Return each line of the listing below, unchanged, and omit the images.
────────────────
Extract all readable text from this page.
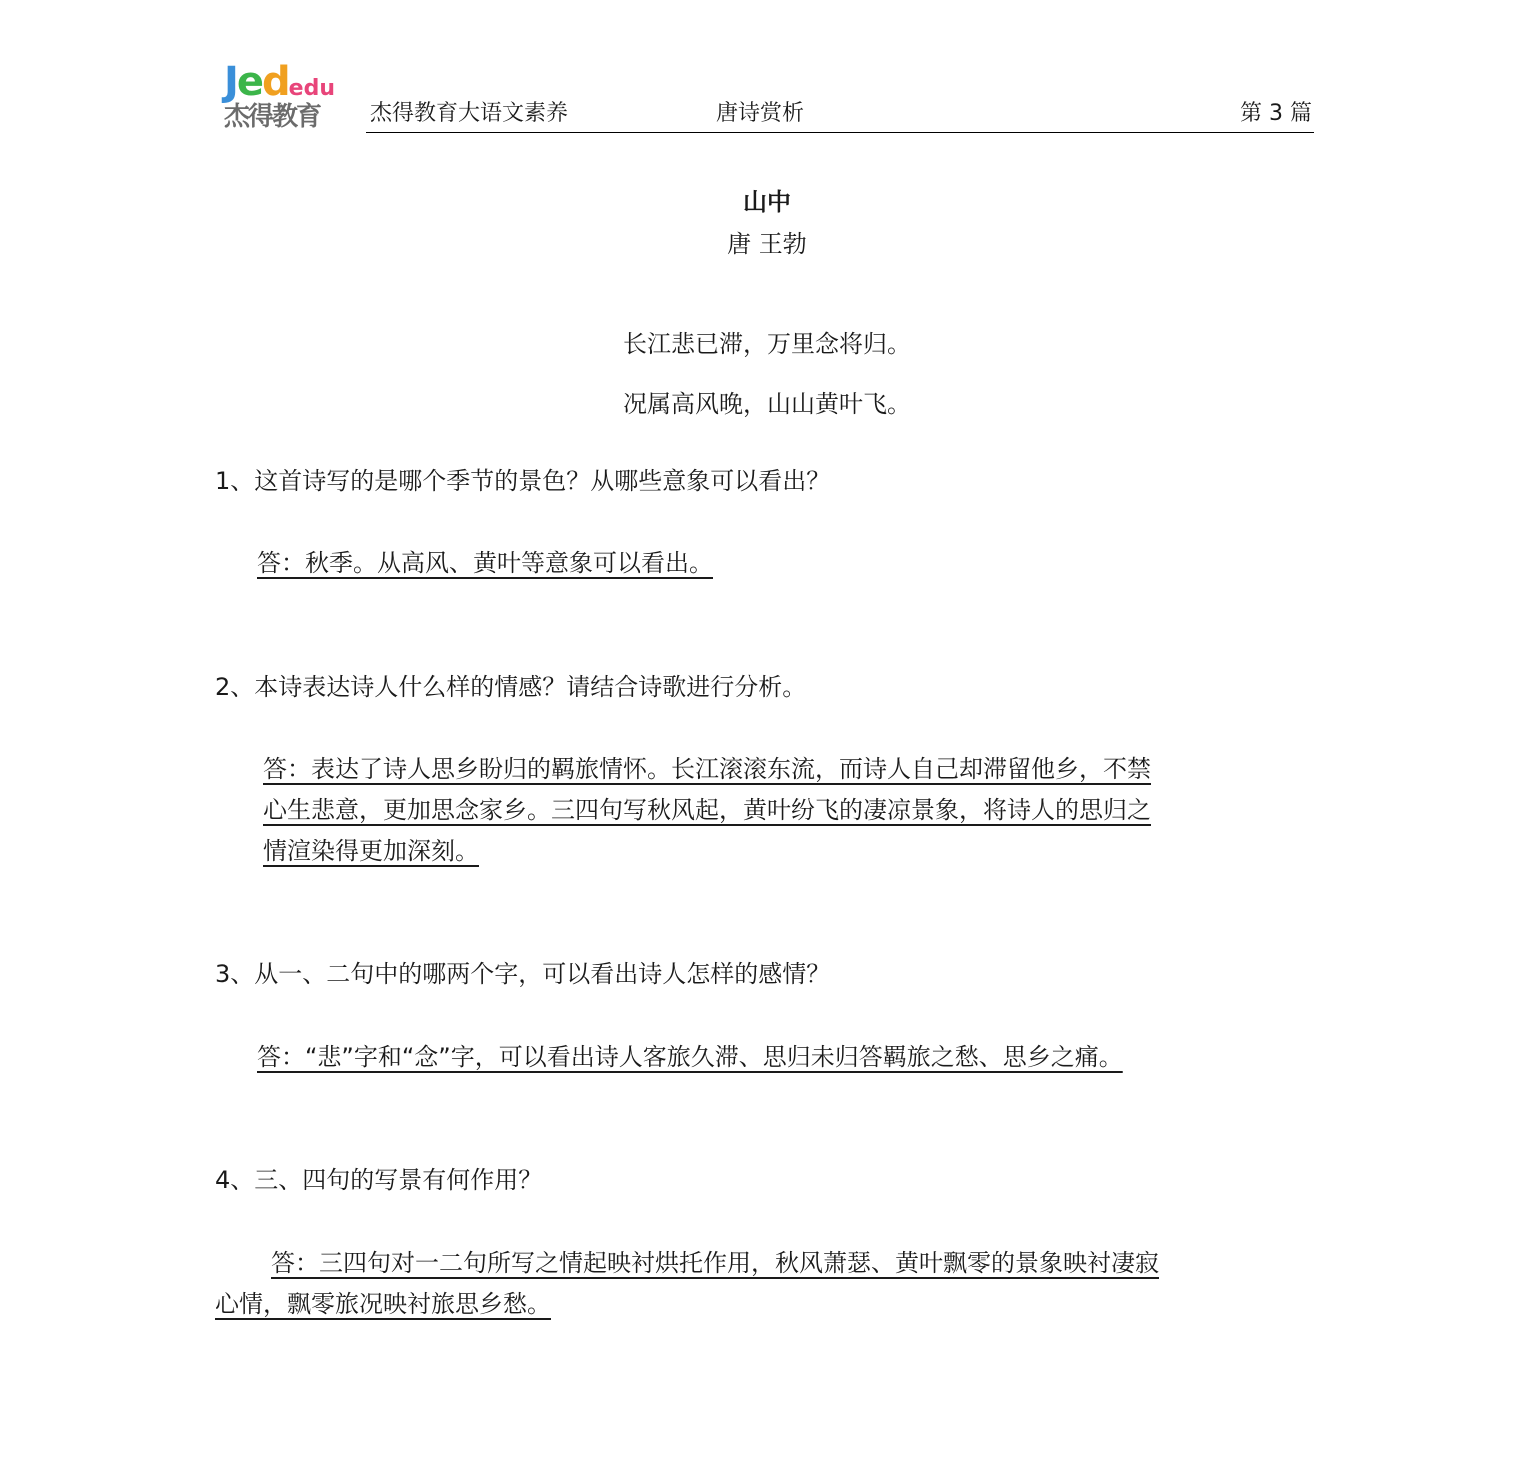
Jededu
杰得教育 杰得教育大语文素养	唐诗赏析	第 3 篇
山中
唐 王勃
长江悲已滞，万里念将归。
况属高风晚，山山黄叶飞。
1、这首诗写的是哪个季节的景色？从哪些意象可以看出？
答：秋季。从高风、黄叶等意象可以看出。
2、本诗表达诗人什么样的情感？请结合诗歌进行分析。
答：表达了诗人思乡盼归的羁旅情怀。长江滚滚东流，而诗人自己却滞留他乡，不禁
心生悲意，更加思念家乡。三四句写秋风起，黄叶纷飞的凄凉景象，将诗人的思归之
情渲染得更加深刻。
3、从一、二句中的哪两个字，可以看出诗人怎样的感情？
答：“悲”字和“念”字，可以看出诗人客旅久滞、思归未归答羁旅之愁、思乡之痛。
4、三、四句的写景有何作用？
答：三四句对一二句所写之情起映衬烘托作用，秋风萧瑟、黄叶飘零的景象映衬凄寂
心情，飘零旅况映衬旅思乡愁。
────────────────
TASK SOLUTION:
Extract all readable text from this page.
Jededu
杰得教育 杰得教育大语文素养	唐诗赏析	第 3 篇
山中
唐 王勃
长江悲已滞，万里念将归。
况属高风晚，山山黄叶飞。
1、这首诗写的是哪个季节的景色？从哪些意象可以看出？
答：秋季。从高风、黄叶等意象可以看出。
2、本诗表达诗人什么样的情感？请结合诗歌进行分析。
答：表达了诗人思乡盼归的羁旅情怀。长江滚滚东流，而诗人自己却滞留他乡，不禁
心生悲意，更加思念家乡。三四句写秋风起，黄叶纷飞的凄凉景象，将诗人的思归之
情渲染得更加深刻。
3、从一、二句中的哪两个字，可以看出诗人怎样的感情？
答：“悲”字和“念”字，可以看出诗人客旅久滞、思归未归答羁旅之愁、思乡之痛。
4、三、四句的写景有何作用？
答：三四句对一二句所写之情起映衬烘托作用，秋风萧瑟、黄叶飘零的景象映衬凄寂
心情，飘零旅况映衬旅思乡愁。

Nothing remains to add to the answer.